RECORDS FOR THE EXERCISE:

———

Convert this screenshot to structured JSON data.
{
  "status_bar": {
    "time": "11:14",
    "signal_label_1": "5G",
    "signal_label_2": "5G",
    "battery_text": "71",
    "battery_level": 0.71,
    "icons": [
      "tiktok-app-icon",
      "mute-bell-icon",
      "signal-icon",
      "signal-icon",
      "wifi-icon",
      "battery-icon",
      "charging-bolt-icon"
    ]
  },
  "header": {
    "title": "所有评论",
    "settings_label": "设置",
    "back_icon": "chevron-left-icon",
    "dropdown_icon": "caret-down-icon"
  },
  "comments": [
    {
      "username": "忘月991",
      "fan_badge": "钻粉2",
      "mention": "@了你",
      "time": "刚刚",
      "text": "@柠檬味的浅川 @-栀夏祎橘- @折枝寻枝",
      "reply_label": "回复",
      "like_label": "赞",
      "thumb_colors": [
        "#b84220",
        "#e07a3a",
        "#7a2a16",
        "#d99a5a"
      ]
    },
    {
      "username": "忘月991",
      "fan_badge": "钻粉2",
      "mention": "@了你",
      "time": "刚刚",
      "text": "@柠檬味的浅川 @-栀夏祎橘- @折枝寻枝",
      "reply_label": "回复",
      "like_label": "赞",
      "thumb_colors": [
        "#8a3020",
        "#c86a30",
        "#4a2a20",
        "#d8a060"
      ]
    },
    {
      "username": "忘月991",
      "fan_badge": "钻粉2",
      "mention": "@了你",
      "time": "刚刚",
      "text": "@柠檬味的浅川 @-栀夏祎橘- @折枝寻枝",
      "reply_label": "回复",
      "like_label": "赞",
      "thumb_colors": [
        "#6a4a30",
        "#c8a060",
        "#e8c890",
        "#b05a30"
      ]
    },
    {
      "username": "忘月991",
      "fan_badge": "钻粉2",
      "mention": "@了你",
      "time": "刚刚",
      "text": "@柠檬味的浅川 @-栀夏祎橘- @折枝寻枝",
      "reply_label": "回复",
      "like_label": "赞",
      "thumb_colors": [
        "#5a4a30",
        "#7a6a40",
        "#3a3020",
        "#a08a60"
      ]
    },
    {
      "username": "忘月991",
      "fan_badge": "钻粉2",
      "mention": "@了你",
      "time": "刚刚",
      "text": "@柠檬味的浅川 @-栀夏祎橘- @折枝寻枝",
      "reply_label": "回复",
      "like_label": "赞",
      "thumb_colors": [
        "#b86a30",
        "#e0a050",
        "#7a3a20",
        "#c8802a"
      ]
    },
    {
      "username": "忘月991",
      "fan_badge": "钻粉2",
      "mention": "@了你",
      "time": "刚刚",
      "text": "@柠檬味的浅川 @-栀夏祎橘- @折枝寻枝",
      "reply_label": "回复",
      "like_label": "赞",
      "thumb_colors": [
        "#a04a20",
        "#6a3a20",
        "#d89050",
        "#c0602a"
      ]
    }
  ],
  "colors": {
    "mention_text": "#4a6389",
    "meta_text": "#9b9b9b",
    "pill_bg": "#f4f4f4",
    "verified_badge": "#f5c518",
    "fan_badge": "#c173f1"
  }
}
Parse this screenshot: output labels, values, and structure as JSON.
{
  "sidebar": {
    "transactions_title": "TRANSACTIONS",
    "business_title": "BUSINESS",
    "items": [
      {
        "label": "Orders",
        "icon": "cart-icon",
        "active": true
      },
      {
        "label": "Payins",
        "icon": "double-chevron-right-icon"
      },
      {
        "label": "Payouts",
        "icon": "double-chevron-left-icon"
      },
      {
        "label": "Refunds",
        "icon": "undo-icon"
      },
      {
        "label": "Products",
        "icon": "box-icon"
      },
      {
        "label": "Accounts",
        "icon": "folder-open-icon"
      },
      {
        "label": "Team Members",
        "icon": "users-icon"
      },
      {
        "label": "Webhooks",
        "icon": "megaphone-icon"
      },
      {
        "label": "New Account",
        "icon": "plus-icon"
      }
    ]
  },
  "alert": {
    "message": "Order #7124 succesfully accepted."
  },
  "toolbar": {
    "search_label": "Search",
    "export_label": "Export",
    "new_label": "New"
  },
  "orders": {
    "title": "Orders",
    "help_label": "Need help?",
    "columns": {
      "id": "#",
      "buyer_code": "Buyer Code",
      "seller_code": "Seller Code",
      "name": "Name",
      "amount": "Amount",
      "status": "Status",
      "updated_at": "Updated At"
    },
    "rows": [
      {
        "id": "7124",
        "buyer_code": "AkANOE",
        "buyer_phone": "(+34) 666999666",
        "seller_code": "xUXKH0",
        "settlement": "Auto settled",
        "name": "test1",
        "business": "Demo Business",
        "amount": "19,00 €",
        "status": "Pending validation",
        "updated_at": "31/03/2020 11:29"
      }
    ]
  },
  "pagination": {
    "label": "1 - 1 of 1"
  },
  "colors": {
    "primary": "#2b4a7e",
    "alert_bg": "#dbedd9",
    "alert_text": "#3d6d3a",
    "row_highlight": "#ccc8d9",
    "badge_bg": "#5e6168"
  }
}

———

PROBLEM REQUIREMENTS: Repeat the data verbatim.

WRITTEN ANSWER:
Convert this screenshot to structured JSON data.
{
  "status_bar": {
    "time": "11:14",
    "signal_label_1": "5G",
    "signal_label_2": "5G",
    "battery_text": "71",
    "battery_level": 0.71,
    "icons": [
      "tiktok-app-icon",
      "mute-bell-icon",
      "signal-icon",
      "signal-icon",
      "wifi-icon",
      "battery-icon",
      "charging-bolt-icon"
    ]
  },
  "header": {
    "title": "所有评论",
    "settings_label": "设置",
    "back_icon": "chevron-left-icon",
    "dropdown_icon": "caret-down-icon"
  },
  "comments": [
    {
      "username": "忘月991",
      "fan_badge": "钻粉2",
      "mention": "@了你",
      "time": "刚刚",
      "text": "@柠檬味的浅川 @-栀夏祎橘- @折枝寻枝",
      "reply_label": "回复",
      "like_label": "赞",
      "thumb_colors": [
        "#b84220",
        "#e07a3a",
        "#7a2a16",
        "#d99a5a"
      ]
    },
    {
      "username": "忘月991",
      "fan_badge": "钻粉2",
      "mention": "@了你",
      "time": "刚刚",
      "text": "@柠檬味的浅川 @-栀夏祎橘- @折枝寻枝",
      "reply_label": "回复",
      "like_label": "赞",
      "thumb_colors": [
        "#8a3020",
        "#c86a30",
        "#4a2a20",
        "#d8a060"
      ]
    },
    {
      "username": "忘月991",
      "fan_badge": "钻粉2",
      "mention": "@了你",
      "time": "刚刚",
      "text": "@柠檬味的浅川 @-栀夏祎橘- @折枝寻枝",
      "reply_label": "回复",
      "like_label": "赞",
      "thumb_colors": [
        "#6a4a30",
        "#c8a060",
        "#e8c890",
        "#b05a30"
      ]
    },
    {
      "username": "忘月991",
      "fan_badge": "钻粉2",
      "mention": "@了你",
      "time": "刚刚",
      "text": "@柠檬味的浅川 @-栀夏祎橘- @折枝寻枝",
      "reply_label": "回复",
      "like_label": "赞",
      "thumb_colors": [
        "#5a4a30",
        "#7a6a40",
        "#3a3020",
        "#a08a60"
      ]
    },
    {
      "username": "忘月991",
      "fan_badge": "钻粉2",
      "mention": "@了你",
      "time": "刚刚",
      "text": "@柠檬味的浅川 @-栀夏祎橘- @折枝寻枝",
      "reply_label": "回复",
      "like_label": "赞",
      "thumb_colors": [
        "#b86a30",
        "#e0a050",
        "#7a3a20",
        "#c8802a"
      ]
    },
    {
      "username": "忘月991",
      "fan_badge": "钻粉2",
      "mention": "@了你",
      "time": "刚刚",
      "text": "@柠檬味的浅川 @-栀夏祎橘- @折枝寻枝",
      "reply_label": "回复",
      "like_label": "赞",
      "thumb_colors": [
        "#a04a20",
        "#6a3a20",
        "#d89050",
        "#c0602a"
      ]
    }
  ],
  "colors": {
    "mention_text": "#4a6389",
    "meta_text": "#9b9b9b",
    "pill_bg": "#f4f4f4",
    "verified_badge": "#f5c518",
    "fan_badge": "#c173f1"
  }
}
Parse this screenshot: output labels, values, and structure as JSON.
{
  "sidebar": {
    "transactions_title": "TRANSACTIONS",
    "business_title": "BUSINESS",
    "items": [
      {
        "label": "Orders",
        "icon": "cart-icon",
        "active": true
      },
      {
        "label": "Payins",
        "icon": "double-chevron-right-icon"
      },
      {
        "label": "Payouts",
        "icon": "double-chevron-left-icon"
      },
      {
        "label": "Refunds",
        "icon": "undo-icon"
      },
      {
        "label": "Products",
        "icon": "box-icon"
      },
      {
        "label": "Accounts",
        "icon": "folder-open-icon"
      },
      {
        "label": "Team Members",
        "icon": "users-icon"
      },
      {
        "label": "Webhooks",
        "icon": "megaphone-icon"
      },
      {
        "label": "New Account",
        "icon": "plus-icon"
      }
    ]
  },
  "alert": {
    "message": "Order #7124 succesfully accepted."
  },
  "toolbar": {
    "search_label": "Search",
    "export_label": "Export",
    "new_label": "New"
  },
  "orders": {
    "title": "Orders",
    "help_label": "Need help?",
    "columns": {
      "id": "#",
      "buyer_code": "Buyer Code",
      "seller_code": "Seller Code",
      "name": "Name",
      "amount": "Amount",
      "status": "Status",
      "updated_at": "Updated At"
    },
    "rows": [
      {
        "id": "7124",
        "buyer_code": "AkANOE",
        "buyer_phone": "(+34) 666999666",
        "seller_code": "xUXKH0",
        "settlement": "Auto settled",
        "name": "test1",
        "business": "Demo Business",
        "amount": "19,00 €",
        "status": "Pending validation",
        "updated_at": "31/03/2020 11:29"
      }
    ]
  },
  "pagination": {
    "label": "1 - 1 of 1"
  },
  "colors": {
    "primary": "#2b4a7e",
    "alert_bg": "#dbedd9",
    "alert_text": "#3d6d3a",
    "row_highlight": "#ccc8d9",
    "badge_bg": "#5e6168"
  }
}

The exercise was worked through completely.